DATA FOR THIS TASK start

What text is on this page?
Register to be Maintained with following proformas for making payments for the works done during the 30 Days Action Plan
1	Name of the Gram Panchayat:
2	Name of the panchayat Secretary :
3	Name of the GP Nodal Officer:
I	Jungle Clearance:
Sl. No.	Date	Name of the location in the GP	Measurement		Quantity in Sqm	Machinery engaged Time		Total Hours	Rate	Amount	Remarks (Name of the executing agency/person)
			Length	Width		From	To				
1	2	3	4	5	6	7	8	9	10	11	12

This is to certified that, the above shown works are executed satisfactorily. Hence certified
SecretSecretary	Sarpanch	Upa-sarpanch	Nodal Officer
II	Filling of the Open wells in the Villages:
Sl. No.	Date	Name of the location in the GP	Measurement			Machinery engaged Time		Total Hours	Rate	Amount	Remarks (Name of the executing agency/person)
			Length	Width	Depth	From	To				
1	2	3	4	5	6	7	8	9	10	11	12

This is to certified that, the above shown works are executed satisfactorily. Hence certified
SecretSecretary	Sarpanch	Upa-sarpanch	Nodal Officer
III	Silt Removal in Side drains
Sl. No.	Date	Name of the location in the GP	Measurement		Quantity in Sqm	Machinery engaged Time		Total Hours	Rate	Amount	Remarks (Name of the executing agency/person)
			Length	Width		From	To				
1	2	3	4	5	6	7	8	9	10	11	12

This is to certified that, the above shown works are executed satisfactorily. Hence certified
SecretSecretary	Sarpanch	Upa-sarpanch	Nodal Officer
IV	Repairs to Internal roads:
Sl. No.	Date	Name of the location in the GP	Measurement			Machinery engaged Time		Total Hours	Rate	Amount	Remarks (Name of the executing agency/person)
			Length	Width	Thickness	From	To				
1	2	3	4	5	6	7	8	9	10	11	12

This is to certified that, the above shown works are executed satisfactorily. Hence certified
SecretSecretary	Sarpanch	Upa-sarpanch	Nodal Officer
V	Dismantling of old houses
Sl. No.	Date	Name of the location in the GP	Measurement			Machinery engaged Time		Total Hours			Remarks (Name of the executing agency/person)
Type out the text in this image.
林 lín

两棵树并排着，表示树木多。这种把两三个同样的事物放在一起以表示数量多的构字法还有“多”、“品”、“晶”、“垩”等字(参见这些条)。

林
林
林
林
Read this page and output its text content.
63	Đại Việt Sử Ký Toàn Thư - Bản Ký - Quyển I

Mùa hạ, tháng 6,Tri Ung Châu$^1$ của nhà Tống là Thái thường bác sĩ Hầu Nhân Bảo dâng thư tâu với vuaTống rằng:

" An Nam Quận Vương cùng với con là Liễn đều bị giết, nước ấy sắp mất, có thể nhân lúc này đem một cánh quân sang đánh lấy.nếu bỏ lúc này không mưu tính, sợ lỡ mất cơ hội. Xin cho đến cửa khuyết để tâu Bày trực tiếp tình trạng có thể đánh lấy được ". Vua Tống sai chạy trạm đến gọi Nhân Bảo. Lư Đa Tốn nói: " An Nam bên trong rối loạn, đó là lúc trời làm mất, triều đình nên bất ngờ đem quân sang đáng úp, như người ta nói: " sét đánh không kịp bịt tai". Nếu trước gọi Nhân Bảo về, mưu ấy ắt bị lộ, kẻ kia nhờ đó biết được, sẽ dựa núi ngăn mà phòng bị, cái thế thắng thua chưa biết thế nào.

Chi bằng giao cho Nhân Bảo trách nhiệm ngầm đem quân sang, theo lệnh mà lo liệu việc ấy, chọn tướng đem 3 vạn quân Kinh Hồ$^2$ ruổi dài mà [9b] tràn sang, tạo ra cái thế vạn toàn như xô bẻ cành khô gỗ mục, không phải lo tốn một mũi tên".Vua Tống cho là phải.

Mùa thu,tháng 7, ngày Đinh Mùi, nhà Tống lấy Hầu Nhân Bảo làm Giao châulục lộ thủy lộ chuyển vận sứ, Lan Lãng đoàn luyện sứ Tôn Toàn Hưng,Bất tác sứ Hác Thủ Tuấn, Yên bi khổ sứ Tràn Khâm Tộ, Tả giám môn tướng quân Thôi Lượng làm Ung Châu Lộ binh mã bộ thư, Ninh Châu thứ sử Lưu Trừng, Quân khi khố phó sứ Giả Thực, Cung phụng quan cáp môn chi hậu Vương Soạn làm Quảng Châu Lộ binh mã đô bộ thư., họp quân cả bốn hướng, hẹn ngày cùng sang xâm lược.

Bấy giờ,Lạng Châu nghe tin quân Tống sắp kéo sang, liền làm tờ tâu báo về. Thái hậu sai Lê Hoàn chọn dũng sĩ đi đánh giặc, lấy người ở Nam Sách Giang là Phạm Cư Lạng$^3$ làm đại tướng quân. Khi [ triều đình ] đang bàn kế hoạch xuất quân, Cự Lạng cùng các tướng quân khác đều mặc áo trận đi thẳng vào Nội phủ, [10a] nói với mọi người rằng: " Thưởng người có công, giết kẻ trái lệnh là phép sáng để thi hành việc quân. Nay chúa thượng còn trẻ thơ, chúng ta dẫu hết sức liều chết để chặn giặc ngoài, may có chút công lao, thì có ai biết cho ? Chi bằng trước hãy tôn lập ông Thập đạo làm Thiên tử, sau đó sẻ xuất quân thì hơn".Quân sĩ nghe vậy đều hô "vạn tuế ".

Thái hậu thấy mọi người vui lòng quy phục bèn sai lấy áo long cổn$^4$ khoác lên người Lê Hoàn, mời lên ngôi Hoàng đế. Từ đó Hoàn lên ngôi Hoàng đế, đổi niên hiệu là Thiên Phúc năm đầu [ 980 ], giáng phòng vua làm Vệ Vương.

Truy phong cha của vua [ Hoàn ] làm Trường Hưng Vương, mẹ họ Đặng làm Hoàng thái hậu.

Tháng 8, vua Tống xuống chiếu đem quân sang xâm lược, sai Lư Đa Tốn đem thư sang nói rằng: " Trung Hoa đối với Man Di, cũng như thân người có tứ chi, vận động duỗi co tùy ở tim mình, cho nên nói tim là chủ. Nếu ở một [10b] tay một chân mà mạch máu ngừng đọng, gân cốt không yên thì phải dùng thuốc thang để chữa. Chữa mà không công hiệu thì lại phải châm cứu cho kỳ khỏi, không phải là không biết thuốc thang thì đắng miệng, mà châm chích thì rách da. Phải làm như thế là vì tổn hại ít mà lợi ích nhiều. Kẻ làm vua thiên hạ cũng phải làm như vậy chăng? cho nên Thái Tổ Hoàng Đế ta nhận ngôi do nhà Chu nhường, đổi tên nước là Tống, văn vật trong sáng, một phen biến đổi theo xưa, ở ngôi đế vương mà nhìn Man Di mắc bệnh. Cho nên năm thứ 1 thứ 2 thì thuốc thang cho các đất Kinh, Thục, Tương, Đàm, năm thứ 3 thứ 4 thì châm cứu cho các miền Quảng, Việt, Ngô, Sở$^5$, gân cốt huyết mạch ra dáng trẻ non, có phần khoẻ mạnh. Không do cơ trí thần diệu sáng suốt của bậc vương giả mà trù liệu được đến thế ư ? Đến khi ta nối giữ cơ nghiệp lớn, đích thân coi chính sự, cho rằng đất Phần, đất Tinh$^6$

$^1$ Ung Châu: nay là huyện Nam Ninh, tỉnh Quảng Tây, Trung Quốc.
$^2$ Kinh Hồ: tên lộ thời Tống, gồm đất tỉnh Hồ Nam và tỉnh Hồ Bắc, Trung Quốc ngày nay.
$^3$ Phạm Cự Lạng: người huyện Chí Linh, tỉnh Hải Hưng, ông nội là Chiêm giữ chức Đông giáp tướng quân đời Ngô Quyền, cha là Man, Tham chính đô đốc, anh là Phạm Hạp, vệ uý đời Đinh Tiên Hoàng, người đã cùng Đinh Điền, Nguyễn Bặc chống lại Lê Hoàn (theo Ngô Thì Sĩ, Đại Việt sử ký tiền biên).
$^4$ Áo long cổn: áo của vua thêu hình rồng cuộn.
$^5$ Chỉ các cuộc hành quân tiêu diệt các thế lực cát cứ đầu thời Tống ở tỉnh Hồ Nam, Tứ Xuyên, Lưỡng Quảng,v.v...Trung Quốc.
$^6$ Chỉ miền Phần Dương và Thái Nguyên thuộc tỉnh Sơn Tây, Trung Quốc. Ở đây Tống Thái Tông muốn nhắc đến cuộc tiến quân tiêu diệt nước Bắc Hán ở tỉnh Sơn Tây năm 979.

DATA FOR THIS TASK end

> [WHAT THE EXERCISE ASKS] Give the number of lines in the listing above that hold the string "tiêu", with nothing else.

> [SOLUTION FOR THIS TASK] 2